> **Task brief**
Locate each line in the records containing "Predicated". Copy it.
========================================
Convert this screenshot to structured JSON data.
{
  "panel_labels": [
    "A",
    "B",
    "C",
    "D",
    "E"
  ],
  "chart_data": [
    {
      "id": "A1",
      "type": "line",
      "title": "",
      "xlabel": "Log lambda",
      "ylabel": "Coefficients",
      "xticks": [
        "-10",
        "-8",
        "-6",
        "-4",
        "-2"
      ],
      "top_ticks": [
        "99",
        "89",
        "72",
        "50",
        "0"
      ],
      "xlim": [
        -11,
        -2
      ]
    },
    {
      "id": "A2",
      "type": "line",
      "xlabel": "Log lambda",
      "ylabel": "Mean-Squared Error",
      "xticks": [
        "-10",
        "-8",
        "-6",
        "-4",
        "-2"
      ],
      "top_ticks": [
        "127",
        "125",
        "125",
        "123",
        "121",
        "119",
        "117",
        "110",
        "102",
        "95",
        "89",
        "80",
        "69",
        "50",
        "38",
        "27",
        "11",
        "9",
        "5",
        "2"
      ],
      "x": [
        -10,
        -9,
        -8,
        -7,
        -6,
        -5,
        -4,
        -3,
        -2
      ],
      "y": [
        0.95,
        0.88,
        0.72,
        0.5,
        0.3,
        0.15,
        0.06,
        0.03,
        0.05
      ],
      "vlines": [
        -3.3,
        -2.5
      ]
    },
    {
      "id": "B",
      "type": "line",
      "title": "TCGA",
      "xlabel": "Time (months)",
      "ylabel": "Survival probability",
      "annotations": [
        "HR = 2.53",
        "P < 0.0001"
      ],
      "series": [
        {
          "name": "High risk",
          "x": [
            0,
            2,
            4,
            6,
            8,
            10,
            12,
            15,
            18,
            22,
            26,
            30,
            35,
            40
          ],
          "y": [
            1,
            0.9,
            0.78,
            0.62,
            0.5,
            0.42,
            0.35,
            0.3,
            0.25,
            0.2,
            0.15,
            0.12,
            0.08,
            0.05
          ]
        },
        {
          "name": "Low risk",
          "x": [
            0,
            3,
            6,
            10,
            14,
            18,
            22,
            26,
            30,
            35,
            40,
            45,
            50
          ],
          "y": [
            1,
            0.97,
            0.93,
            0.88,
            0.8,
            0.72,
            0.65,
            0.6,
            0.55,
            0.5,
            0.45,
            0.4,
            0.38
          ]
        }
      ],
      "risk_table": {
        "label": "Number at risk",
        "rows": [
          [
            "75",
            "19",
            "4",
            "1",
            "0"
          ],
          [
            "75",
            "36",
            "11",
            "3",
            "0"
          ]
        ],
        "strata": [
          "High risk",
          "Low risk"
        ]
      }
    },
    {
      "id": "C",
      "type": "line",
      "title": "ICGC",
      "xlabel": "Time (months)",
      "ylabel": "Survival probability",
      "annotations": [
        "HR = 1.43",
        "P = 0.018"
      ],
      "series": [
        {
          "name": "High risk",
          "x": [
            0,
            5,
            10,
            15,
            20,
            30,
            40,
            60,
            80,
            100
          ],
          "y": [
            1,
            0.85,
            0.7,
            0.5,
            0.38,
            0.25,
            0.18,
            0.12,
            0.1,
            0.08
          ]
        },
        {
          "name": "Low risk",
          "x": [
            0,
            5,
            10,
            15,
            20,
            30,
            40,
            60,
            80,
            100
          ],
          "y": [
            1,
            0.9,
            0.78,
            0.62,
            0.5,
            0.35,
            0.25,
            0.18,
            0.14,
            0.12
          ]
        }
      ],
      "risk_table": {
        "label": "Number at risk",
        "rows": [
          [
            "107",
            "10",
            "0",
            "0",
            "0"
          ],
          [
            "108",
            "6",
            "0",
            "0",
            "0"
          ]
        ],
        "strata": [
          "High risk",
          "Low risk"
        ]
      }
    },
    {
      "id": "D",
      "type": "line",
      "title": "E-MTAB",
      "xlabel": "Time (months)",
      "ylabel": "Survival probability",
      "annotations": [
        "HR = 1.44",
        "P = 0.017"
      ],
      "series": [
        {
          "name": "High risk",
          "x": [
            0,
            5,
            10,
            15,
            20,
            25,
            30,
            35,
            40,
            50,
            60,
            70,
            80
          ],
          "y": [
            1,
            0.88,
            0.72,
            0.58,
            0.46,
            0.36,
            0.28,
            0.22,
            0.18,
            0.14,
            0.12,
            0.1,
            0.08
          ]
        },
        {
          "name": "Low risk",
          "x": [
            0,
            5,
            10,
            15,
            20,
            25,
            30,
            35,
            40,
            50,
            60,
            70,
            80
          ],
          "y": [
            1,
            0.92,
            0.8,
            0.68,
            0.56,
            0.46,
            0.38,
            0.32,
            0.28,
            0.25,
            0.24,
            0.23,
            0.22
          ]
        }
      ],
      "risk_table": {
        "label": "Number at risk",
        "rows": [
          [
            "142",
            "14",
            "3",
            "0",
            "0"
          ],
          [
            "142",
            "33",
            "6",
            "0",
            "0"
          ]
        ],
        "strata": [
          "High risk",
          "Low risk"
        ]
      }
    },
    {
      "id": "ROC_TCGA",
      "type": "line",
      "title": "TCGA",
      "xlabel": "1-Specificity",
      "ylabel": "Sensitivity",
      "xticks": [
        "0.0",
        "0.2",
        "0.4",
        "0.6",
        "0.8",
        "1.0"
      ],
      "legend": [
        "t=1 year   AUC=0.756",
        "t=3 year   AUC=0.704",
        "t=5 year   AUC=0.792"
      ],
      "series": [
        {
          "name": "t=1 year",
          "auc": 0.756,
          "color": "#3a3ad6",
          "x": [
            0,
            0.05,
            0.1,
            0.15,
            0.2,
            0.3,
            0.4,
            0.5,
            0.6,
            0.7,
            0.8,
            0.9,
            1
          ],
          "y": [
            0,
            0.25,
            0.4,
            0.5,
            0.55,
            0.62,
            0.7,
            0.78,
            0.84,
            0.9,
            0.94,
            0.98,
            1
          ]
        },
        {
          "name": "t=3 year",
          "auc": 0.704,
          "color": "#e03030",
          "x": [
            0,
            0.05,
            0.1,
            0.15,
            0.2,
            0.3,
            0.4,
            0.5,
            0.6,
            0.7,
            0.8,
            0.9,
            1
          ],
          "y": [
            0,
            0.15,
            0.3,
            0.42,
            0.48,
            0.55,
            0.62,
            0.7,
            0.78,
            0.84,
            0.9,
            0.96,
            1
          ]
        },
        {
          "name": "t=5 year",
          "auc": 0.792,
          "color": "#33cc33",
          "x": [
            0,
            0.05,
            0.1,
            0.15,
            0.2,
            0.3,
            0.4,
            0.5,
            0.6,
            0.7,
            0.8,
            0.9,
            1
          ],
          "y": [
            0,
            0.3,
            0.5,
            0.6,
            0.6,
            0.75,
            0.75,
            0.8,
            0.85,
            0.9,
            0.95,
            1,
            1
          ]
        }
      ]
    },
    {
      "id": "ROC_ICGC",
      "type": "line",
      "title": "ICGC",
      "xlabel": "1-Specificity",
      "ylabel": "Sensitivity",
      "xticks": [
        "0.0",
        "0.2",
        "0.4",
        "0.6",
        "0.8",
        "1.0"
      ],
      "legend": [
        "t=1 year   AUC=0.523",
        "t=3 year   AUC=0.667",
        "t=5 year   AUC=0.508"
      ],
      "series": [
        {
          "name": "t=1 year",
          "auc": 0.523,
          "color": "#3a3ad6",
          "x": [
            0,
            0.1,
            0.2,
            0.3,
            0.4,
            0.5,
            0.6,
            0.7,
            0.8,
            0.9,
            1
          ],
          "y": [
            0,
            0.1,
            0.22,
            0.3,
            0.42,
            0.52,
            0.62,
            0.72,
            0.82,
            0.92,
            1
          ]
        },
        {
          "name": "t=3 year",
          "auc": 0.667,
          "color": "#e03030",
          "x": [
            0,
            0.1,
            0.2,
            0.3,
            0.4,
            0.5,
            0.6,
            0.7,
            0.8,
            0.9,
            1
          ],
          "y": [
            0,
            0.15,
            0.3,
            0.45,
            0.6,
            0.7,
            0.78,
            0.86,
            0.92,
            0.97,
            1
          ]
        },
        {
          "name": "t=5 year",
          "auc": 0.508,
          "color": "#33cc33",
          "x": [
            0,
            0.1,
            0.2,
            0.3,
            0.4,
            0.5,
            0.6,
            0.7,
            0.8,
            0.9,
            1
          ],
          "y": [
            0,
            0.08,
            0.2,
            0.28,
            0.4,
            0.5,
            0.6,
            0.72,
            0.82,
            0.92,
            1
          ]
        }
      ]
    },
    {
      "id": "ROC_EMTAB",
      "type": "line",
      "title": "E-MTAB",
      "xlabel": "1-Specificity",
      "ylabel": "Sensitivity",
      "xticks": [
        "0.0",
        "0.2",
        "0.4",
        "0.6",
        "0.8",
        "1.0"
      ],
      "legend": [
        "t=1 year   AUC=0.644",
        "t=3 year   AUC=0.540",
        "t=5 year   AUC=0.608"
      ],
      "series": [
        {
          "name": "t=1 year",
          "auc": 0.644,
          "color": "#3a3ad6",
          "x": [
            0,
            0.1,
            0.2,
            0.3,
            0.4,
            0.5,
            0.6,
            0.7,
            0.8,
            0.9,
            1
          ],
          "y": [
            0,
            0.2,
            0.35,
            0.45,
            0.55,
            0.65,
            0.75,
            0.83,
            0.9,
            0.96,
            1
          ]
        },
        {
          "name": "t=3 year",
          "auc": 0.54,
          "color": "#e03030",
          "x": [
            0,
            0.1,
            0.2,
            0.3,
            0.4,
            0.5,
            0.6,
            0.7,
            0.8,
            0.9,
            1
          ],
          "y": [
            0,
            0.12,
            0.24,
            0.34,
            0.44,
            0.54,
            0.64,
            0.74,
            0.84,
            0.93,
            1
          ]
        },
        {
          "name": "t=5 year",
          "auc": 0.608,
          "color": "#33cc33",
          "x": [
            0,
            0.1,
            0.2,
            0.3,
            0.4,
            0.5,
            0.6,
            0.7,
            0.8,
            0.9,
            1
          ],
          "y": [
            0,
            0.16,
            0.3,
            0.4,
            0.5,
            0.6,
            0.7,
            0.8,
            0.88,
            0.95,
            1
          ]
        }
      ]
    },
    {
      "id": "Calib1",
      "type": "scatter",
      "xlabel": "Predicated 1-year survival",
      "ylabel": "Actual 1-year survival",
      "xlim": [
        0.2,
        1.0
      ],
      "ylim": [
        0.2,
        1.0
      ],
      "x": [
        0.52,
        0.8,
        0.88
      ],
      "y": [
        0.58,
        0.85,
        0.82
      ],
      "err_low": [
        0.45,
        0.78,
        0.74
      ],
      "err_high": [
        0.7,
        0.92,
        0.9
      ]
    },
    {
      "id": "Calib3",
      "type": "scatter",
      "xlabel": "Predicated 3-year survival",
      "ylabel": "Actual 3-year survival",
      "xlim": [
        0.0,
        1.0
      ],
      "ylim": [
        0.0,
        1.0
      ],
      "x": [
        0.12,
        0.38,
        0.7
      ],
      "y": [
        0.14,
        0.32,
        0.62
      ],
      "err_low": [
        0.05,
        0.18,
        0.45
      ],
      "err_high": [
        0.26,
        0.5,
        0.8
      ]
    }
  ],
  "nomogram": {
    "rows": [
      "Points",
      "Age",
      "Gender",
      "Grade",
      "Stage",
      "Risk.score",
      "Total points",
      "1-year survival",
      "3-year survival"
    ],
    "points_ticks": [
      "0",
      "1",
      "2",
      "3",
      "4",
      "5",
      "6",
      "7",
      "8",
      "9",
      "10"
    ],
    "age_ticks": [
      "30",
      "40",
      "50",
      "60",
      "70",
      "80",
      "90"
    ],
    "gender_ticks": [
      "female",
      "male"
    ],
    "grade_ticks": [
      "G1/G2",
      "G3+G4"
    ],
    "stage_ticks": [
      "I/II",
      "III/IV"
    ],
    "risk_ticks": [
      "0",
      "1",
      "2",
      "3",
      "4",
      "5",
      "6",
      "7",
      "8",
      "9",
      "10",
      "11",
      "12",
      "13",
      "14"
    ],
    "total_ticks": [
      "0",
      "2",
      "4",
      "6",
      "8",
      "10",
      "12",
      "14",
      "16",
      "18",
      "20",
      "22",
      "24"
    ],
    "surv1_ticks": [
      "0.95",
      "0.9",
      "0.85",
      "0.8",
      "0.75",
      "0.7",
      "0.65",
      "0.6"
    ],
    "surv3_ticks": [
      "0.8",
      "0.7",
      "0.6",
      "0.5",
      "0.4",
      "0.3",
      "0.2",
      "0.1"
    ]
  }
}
========================================
> **Worked answer**
      "xlabel": "Predicated 1-year survival",
      "xlabel": "Predicated 3-year survival",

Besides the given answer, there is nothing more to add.